Aim of the exercise: How many lines of the data hold the word "Profile"? State the number and nothing else.

Exercise data:
++++

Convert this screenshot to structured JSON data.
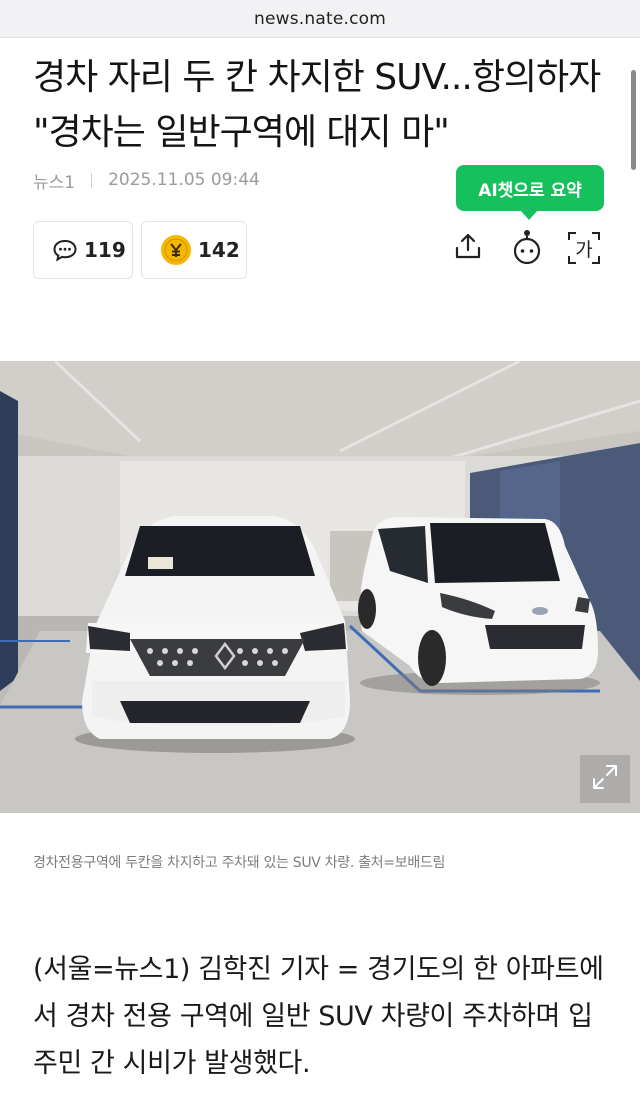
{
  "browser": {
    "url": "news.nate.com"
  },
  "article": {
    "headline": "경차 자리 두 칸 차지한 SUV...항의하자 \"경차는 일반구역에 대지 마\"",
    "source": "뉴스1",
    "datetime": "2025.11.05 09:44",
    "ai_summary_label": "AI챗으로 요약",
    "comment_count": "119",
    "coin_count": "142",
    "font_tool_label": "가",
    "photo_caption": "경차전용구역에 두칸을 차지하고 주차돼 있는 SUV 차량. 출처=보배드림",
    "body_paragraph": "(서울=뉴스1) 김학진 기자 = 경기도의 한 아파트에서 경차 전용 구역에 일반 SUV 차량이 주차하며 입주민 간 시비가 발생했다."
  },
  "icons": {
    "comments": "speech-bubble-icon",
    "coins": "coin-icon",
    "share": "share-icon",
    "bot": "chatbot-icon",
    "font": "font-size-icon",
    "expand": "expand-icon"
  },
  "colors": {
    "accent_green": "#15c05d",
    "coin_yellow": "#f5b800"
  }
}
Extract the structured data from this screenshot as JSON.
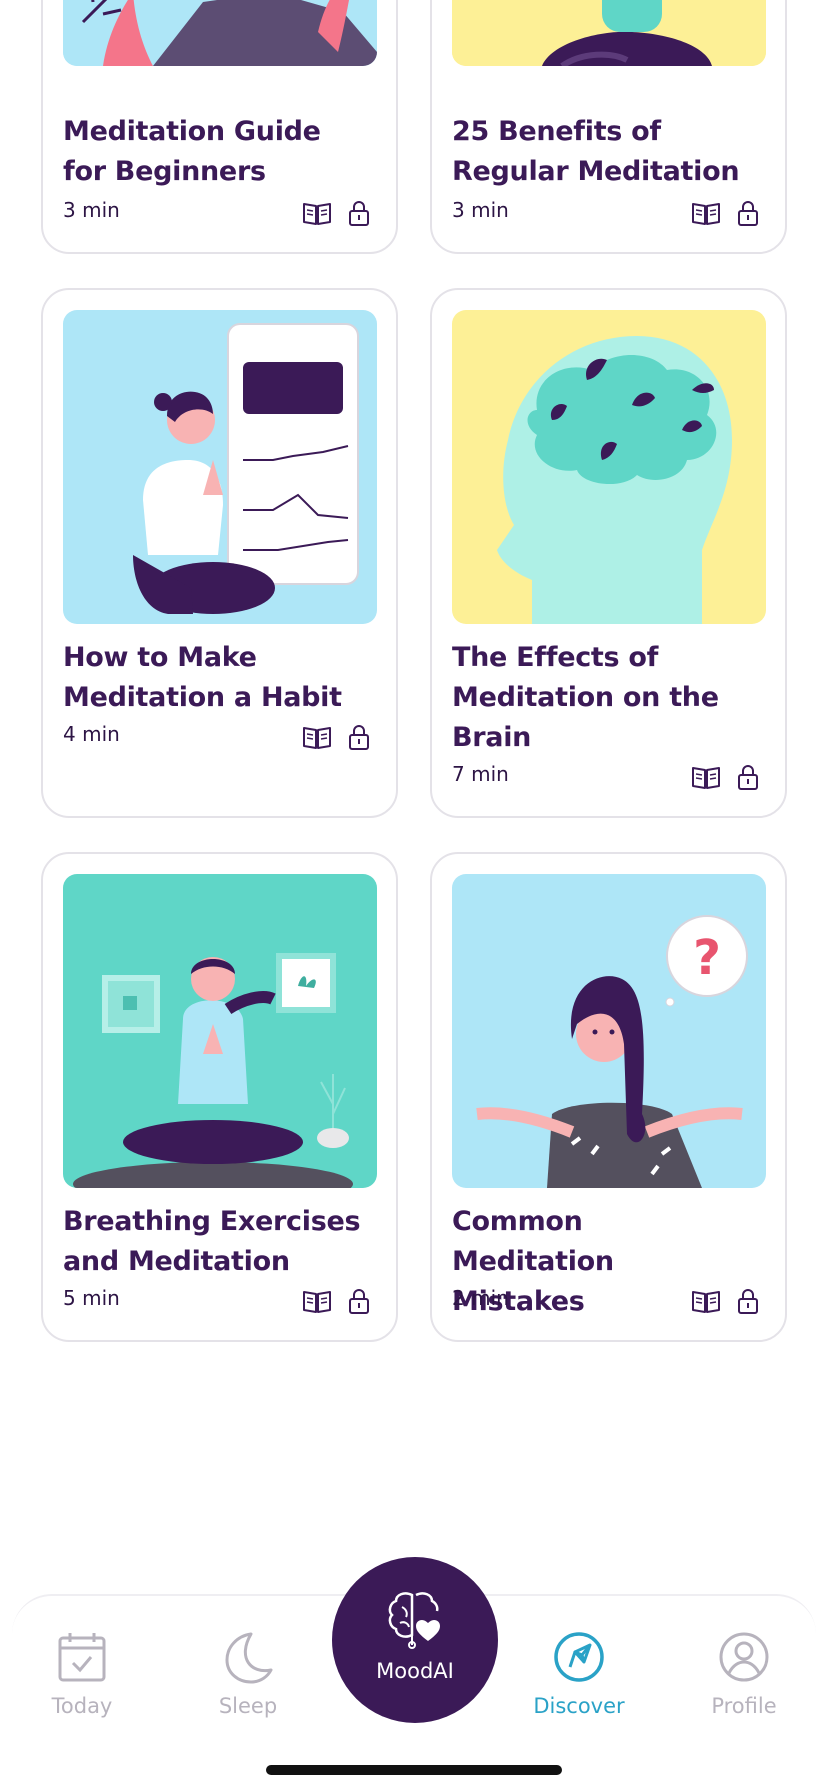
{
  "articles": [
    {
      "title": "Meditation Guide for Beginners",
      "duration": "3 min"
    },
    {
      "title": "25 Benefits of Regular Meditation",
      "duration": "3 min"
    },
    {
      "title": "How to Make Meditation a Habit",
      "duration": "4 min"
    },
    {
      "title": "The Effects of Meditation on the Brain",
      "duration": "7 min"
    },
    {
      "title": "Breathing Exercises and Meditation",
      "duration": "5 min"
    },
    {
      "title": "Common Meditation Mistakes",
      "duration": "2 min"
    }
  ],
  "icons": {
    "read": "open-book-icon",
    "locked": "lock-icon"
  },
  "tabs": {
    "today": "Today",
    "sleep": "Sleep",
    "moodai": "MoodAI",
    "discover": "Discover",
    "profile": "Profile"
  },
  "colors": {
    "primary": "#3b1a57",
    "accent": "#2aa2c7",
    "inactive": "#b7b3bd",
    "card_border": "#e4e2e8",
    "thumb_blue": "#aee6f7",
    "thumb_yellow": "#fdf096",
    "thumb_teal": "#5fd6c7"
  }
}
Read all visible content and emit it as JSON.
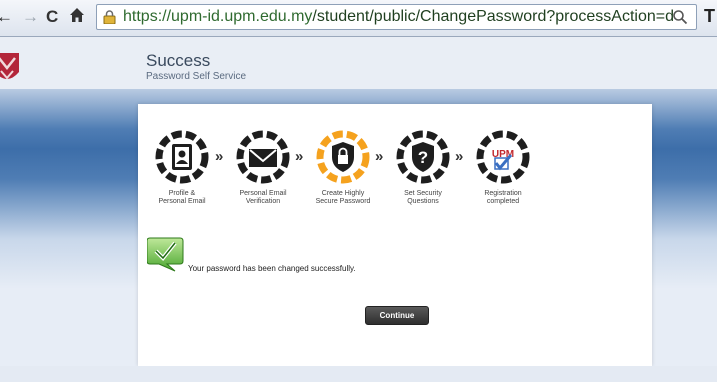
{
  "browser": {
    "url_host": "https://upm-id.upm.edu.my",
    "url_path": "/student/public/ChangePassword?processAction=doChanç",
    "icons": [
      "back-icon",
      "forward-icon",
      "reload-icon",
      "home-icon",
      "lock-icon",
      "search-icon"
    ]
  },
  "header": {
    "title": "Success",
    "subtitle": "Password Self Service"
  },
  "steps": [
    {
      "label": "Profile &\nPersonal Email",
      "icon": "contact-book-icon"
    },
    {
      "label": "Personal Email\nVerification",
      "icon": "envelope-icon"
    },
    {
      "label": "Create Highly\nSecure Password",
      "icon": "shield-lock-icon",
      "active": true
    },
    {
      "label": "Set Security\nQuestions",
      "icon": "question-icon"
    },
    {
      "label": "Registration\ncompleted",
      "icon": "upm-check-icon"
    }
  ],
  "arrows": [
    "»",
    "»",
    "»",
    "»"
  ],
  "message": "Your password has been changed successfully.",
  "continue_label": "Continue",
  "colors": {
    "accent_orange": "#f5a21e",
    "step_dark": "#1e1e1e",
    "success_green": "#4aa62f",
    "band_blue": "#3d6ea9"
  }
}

++++

Expected answer: 2